■ TASK INSTRUCTIONS
Output the material word for word. Leave each picture out.

(Extracted records)

** Begin **

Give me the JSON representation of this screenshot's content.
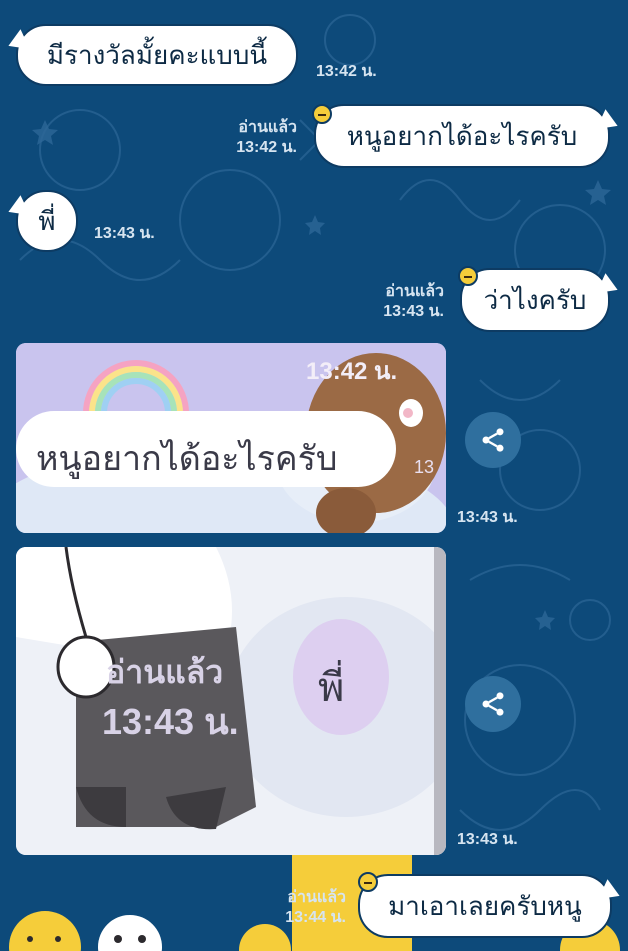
{
  "colors": {
    "background": "#0d4a7a",
    "bubble": "#ffffff",
    "meta_text": "#d6e4f0",
    "share_button": "#2f6f9e"
  },
  "messages": [
    {
      "side": "left",
      "text": "มีรางวัลมั้ยคะแบบนี้",
      "time": "13:42 น."
    },
    {
      "side": "right",
      "text": "หนูอยากได้อะไรครับ",
      "read": "อ่านแล้ว",
      "time": "13:42 น."
    },
    {
      "side": "left",
      "text": "พี่",
      "time": "13:43 น."
    },
    {
      "side": "right",
      "text": "ว่าไงครับ",
      "read": "อ่านแล้ว",
      "time": "13:43 น."
    },
    {
      "side": "left",
      "type": "image",
      "time": "13:43 น.",
      "image_text": {
        "bubble": "หนูอยากได้อะไรครับ",
        "time": "13:42 น.",
        "clip": "13"
      }
    },
    {
      "side": "left",
      "type": "image",
      "time": "13:43 น.",
      "image_text": {
        "read": "อ่านแล้ว",
        "time": "13:43 น.",
        "bubble": "พี่"
      }
    },
    {
      "side": "right",
      "text": "มาเอาเลยครับหนู",
      "read": "อ่านแล้ว",
      "time": "13:44 น."
    }
  ],
  "icons": {
    "share": "share-icon",
    "sticker": "smiley-sticker-icon"
  }
}
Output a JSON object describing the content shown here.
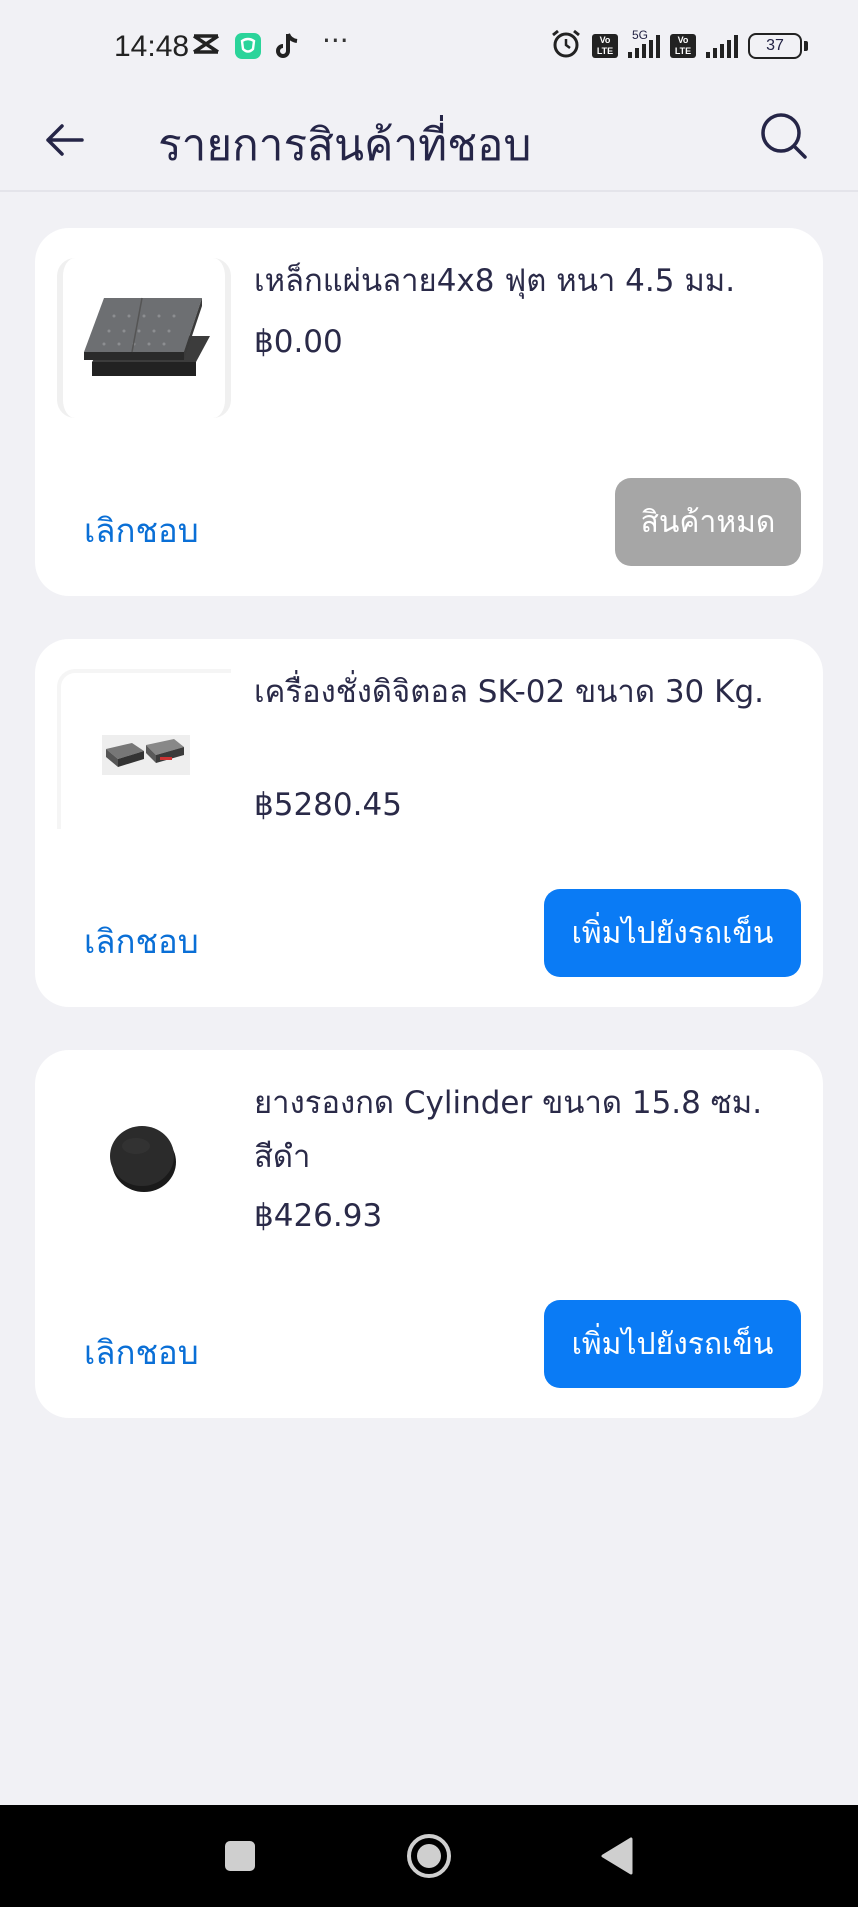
{
  "status_bar": {
    "time": "14:48",
    "more": "···",
    "network": "5G",
    "volte": "Vo LTE",
    "battery": "37"
  },
  "header": {
    "title": "รายการสินค้าที่ชอบ",
    "back_icon": "arrow-left-icon",
    "search_icon": "search-icon"
  },
  "products": [
    {
      "name": "เหล็กแผ่นลาย4x8 ฟุต หนา 4.5 มม.",
      "price": "฿0.00",
      "unfavorite_label": "เลิกชอบ",
      "action_label": "สินค้าหมด",
      "in_stock": false,
      "image": "steel-sheet-image"
    },
    {
      "name": "เครื่องชั่งดิจิตอล SK-02 ขนาด 30 Kg.",
      "price": "฿5280.45",
      "unfavorite_label": "เลิกชอบ",
      "action_label": "เพิ่มไปยังรถเข็น",
      "in_stock": true,
      "image": "digital-scale-image"
    },
    {
      "name": "ยางรองกด Cylinder ขนาด 15.8 ซม. สีดำ",
      "price": "฿426.93",
      "unfavorite_label": "เลิกชอบ",
      "action_label": "เพิ่มไปยังรถเข็น",
      "in_stock": true,
      "image": "rubber-cylinder-image"
    }
  ],
  "colors": {
    "accent": "#0a7bf5",
    "link": "#0a6fd6",
    "disabled": "#a6a6a6",
    "background": "#f1f1f5"
  }
}
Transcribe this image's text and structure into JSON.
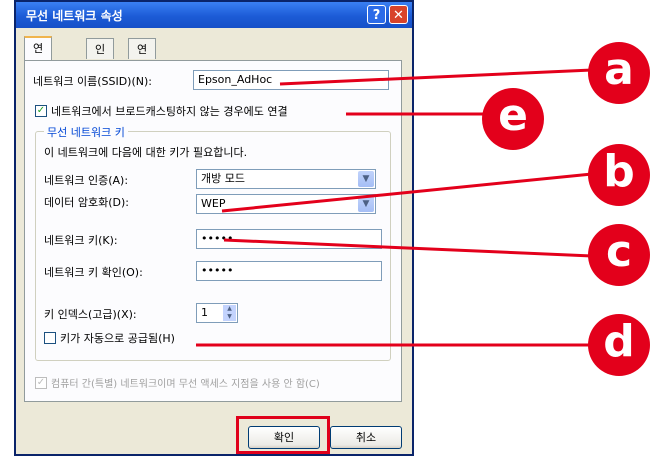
{
  "dialog": {
    "title": "무선 네트워크 속성",
    "help_glyph": "?",
    "close_glyph": "✕"
  },
  "tabs": [
    {
      "label": "연결 정보",
      "active": true
    },
    {
      "label": "인증",
      "active": false
    },
    {
      "label": "연결",
      "active": false
    }
  ],
  "form": {
    "ssid_label": "네트워크 이름(SSID)(N):",
    "ssid_value": "Epson_AdHoc",
    "broadcast_checkbox_label": "네트워크에서 브로드캐스팅하지 않는 경우에도 연결",
    "broadcast_checked": "✓",
    "group_title": "무선 네트워크 키",
    "group_desc": "이 네트워크에 다음에 대한 키가 필요합니다.",
    "auth_label": "네트워크 인증(A):",
    "auth_value": "개방 모드",
    "encryption_label": "데이터 암호화(D):",
    "encryption_value": "WEP",
    "key_label": "네트워크 키(K):",
    "key_value": "•••••",
    "key_confirm_label": "네트워크 키 확인(O):",
    "key_confirm_value": "•••••",
    "key_index_label": "키 인덱스(고급)(X):",
    "key_index_value": "1",
    "auto_key_label": "키가 자동으로 공급됨(H)",
    "adhoc_label": "컴퓨터 간(특별) 네트워크이며 무선 액세스 지점을 사용 안 함(C)",
    "adhoc_checked": "✓",
    "select_arrow": "▼",
    "spin_up": "▲",
    "spin_down": "▼"
  },
  "buttons": {
    "ok_label": "확인",
    "cancel_label": "취소"
  },
  "callouts": [
    "a",
    "e",
    "b",
    "c",
    "d"
  ],
  "colors": {
    "accent_red": "#E3001B",
    "xp_blue": "#1C5BD6"
  }
}
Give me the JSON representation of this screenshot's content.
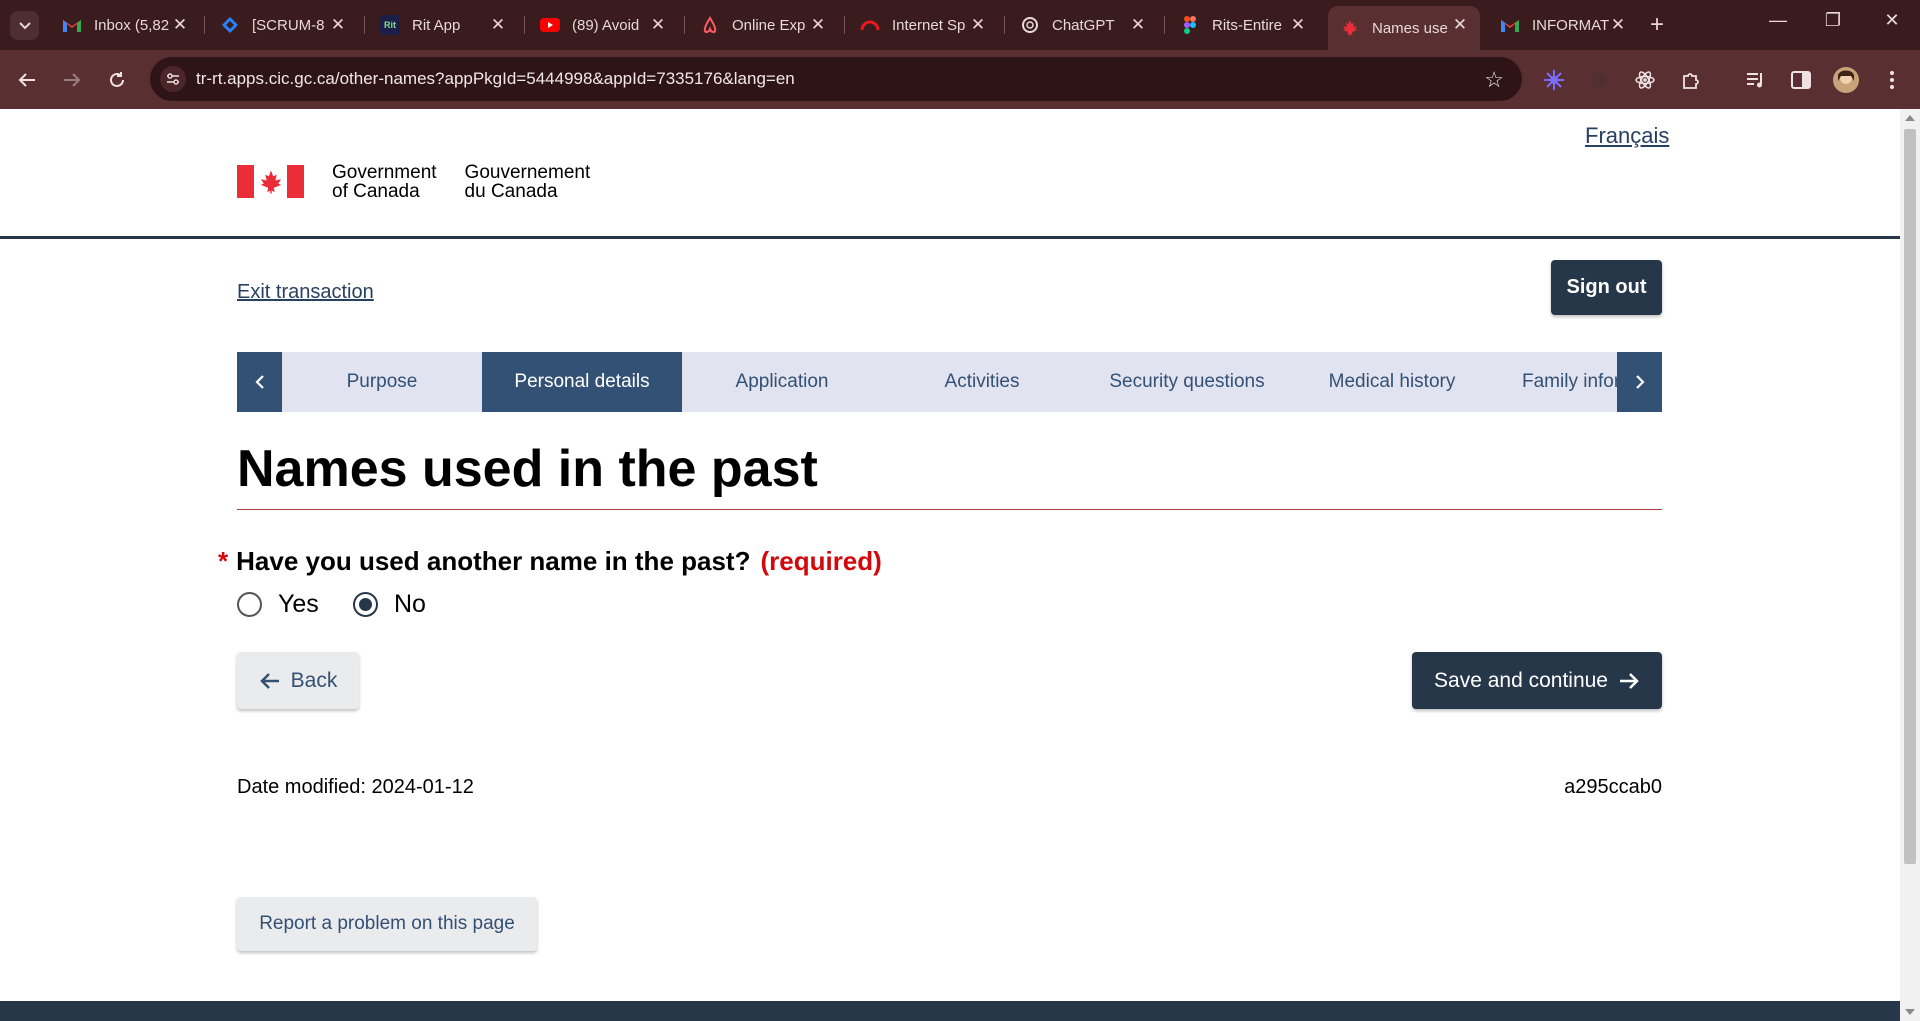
{
  "browser": {
    "tabs": [
      {
        "title": "Inbox (5,82",
        "icon": "gmail-icon"
      },
      {
        "title": "[SCRUM-8",
        "icon": "jira-icon"
      },
      {
        "title": "Rit App",
        "icon": "rit-app-icon",
        "icon_text": "Rit"
      },
      {
        "title": "(89) Avoid",
        "icon": "youtube-icon"
      },
      {
        "title": "Online Exp",
        "icon": "airbnb-icon"
      },
      {
        "title": "Internet Sp",
        "icon": "speedtest-icon"
      },
      {
        "title": "ChatGPT",
        "icon": "chatgpt-icon"
      },
      {
        "title": "Rits-Entire",
        "icon": "figma-icon"
      },
      {
        "title": "Names use",
        "icon": "maple-leaf-icon",
        "active": true
      },
      {
        "title": "INFORMAT",
        "icon": "gmail-icon"
      }
    ],
    "url": "tr-rt.apps.cic.gc.ca/other-names?appPkgId=5444998&appId=7335176&lang=en",
    "accent_color": "#5a2f32"
  },
  "header": {
    "language_link": "Français",
    "signature": {
      "en_line1": "Government",
      "en_line2": "of Canada",
      "fr_line1": "Gouvernement",
      "fr_line2": "du Canada"
    }
  },
  "nav": {
    "exit_link": "Exit transaction",
    "sign_out": "Sign out"
  },
  "steps": [
    {
      "label": "Purpose",
      "active": false
    },
    {
      "label": "Personal details",
      "active": true
    },
    {
      "label": "Application",
      "active": false
    },
    {
      "label": "Activities",
      "active": false
    },
    {
      "label": "Security questions",
      "active": false
    },
    {
      "label": "Medical history",
      "active": false
    },
    {
      "label": "Family infor",
      "active": false
    }
  ],
  "main": {
    "title": "Names used in the past",
    "question": {
      "marker": "*",
      "label": "Have you used another name in the past?",
      "required_text": "(required)",
      "options": [
        {
          "label": "Yes",
          "selected": false
        },
        {
          "label": "No",
          "selected": true
        }
      ]
    },
    "back_button": "Back",
    "save_button": "Save and continue"
  },
  "footer_info": {
    "date_modified": "Date modified: 2024-01-12",
    "build_id": "a295ccab0",
    "report_button": "Report a problem on this page"
  },
  "colors": {
    "primary": "#26374a",
    "link": "#284162",
    "required": "#d3080c",
    "flag_red": "#eb2d37"
  }
}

** End **

■ ANSWER IN FULL
Give me the JSON representation of this screenshot's content.
{
  "colors": {
    "background": "#0d4a7a",
    "bubble": "#ffffff",
    "meta_text": "#d6e4f0",
    "share_button": "#2f6f9e"
  },
  "messages": [
    {
      "side": "left",
      "text": "มีรางวัลมั้ยคะแบบนี้",
      "time": "13:42 น."
    },
    {
      "side": "right",
      "text": "หนูอยากได้อะไรครับ",
      "read": "อ่านแล้ว",
      "time": "13:42 น."
    },
    {
      "side": "left",
      "text": "พี่",
      "time": "13:43 น."
    },
    {
      "side": "right",
      "text": "ว่าไงครับ",
      "read": "อ่านแล้ว",
      "time": "13:43 น."
    },
    {
      "side": "left",
      "type": "image",
      "time": "13:43 น.",
      "image_text": {
        "bubble": "หนูอยากได้อะไรครับ",
        "time": "13:42 น.",
        "clip": "13"
      }
    },
    {
      "side": "left",
      "type": "image",
      "time": "13:43 น.",
      "image_text": {
        "read": "อ่านแล้ว",
        "time": "13:43 น.",
        "bubble": "พี่"
      }
    },
    {
      "side": "right",
      "text": "มาเอาเลยครับหนู",
      "read": "อ่านแล้ว",
      "time": "13:44 น."
    }
  ],
  "icons": {
    "share": "share-icon",
    "sticker": "smiley-sticker-icon"
  }
}
Output a JSON object describing the content shown here.
{
  "status_bar": {
    "time": "14:48",
    "more": "···",
    "network": "5G",
    "volte": "Vo LTE",
    "battery": "37"
  },
  "header": {
    "title": "รายการสินค้าที่ชอบ",
    "back_icon": "arrow-left-icon",
    "search_icon": "search-icon"
  },
  "products": [
    {
      "name": "เหล็กแผ่นลาย4x8 ฟุต หนา 4.5 มม.",
      "price": "฿0.00",
      "unfavorite_label": "เลิกชอบ",
      "action_label": "สินค้าหมด",
      "in_stock": false,
      "image": "steel-sheet-image"
    },
    {
      "name": "เครื่องชั่งดิจิตอล SK-02 ขนาด 30 Kg.",
      "price": "฿5280.45",
      "unfavorite_label": "เลิกชอบ",
      "action_label": "เพิ่มไปยังรถเข็น",
      "in_stock": true,
      "image": "digital-scale-image"
    },
    {
      "name": "ยางรองกด Cylinder ขนาด 15.8 ซม. สีดำ",
      "price": "฿426.93",
      "unfavorite_label": "เลิกชอบ",
      "action_label": "เพิ่มไปยังรถเข็น",
      "in_stock": true,
      "image": "rubber-cylinder-image"
    }
  ],
  "colors": {
    "accent": "#0a7bf5",
    "link": "#0a6fd6",
    "disabled": "#a6a6a6",
    "background": "#f1f1f5"
  }
}
Transcribe this image's text and structure into JSON.
{
  "dialog": {
    "title": "무선 네트워크 속성",
    "help_glyph": "?",
    "close_glyph": "✕"
  },
  "tabs": [
    {
      "label": "연결 정보",
      "active": true
    },
    {
      "label": "인증",
      "active": false
    },
    {
      "label": "연결",
      "active": false
    }
  ],
  "form": {
    "ssid_label": "네트워크 이름(SSID)(N):",
    "ssid_value": "Epson_AdHoc",
    "broadcast_checkbox_label": "네트워크에서 브로드캐스팅하지 않는 경우에도 연결",
    "broadcast_checked": "✓",
    "group_title": "무선 네트워크 키",
    "group_desc": "이 네트워크에 다음에 대한 키가 필요합니다.",
    "auth_label": "네트워크 인증(A):",
    "auth_value": "개방 모드",
    "encryption_label": "데이터 암호화(D):",
    "encryption_value": "WEP",
    "key_label": "네트워크 키(K):",
    "key_value": "•••••",
    "key_confirm_label": "네트워크 키 확인(O):",
    "key_confirm_value": "•••••",
    "key_index_label": "키 인덱스(고급)(X):",
    "key_index_value": "1",
    "auto_key_label": "키가 자동으로 공급됨(H)",
    "adhoc_label": "컴퓨터 간(특별) 네트워크이며 무선 액세스 지점을 사용 안 함(C)",
    "adhoc_checked": "✓",
    "select_arrow": "▼",
    "spin_up": "▲",
    "spin_down": "▼"
  },
  "buttons": {
    "ok_label": "확인",
    "cancel_label": "취소"
  },
  "callouts": [
    "a",
    "e",
    "b",
    "c",
    "d"
  ],
  "colors": {
    "accent_red": "#E3001B",
    "xp_blue": "#1C5BD6"
  }
}
Give me the JSON representation of this screenshot's content.
{
  "browser": {
    "tabs": [
      {
        "title": "Inbox (5,82",
        "icon": "gmail-icon"
      },
      {
        "title": "[SCRUM-8",
        "icon": "jira-icon"
      },
      {
        "title": "Rit App",
        "icon": "rit-app-icon",
        "icon_text": "Rit"
      },
      {
        "title": "(89) Avoid",
        "icon": "youtube-icon"
      },
      {
        "title": "Online Exp",
        "icon": "airbnb-icon"
      },
      {
        "title": "Internet Sp",
        "icon": "speedtest-icon"
      },
      {
        "title": "ChatGPT",
        "icon": "chatgpt-icon"
      },
      {
        "title": "Rits-Entire",
        "icon": "figma-icon"
      },
      {
        "title": "Names use",
        "icon": "maple-leaf-icon",
        "active": true
      },
      {
        "title": "INFORMAT",
        "icon": "gmail-icon"
      }
    ],
    "url": "tr-rt.apps.cic.gc.ca/other-names?appPkgId=5444998&appId=7335176&lang=en",
    "accent_color": "#5a2f32"
  },
  "header": {
    "language_link": "Français",
    "signature": {
      "en_line1": "Government",
      "en_line2": "of Canada",
      "fr_line1": "Gouvernement",
      "fr_line2": "du Canada"
    }
  },
  "nav": {
    "exit_link": "Exit transaction",
    "sign_out": "Sign out"
  },
  "steps": [
    {
      "label": "Purpose",
      "active": false
    },
    {
      "label": "Personal details",
      "active": true
    },
    {
      "label": "Application",
      "active": false
    },
    {
      "label": "Activities",
      "active": false
    },
    {
      "label": "Security questions",
      "active": false
    },
    {
      "label": "Medical history",
      "active": false
    },
    {
      "label": "Family infor",
      "active": false
    }
  ],
  "main": {
    "title": "Names used in the past",
    "question": {
      "marker": "*",
      "label": "Have you used another name in the past?",
      "required_text": "(required)",
      "options": [
        {
          "label": "Yes",
          "selected": false
        },
        {
          "label": "No",
          "selected": true
        }
      ]
    },
    "back_button": "Back",
    "save_button": "Save and continue"
  },
  "footer_info": {
    "date_modified": "Date modified: 2024-01-12",
    "build_id": "a295ccab0",
    "report_button": "Report a problem on this page"
  },
  "colors": {
    "primary": "#26374a",
    "link": "#284162",
    "required": "#d3080c",
    "flag_red": "#eb2d37"
  }
}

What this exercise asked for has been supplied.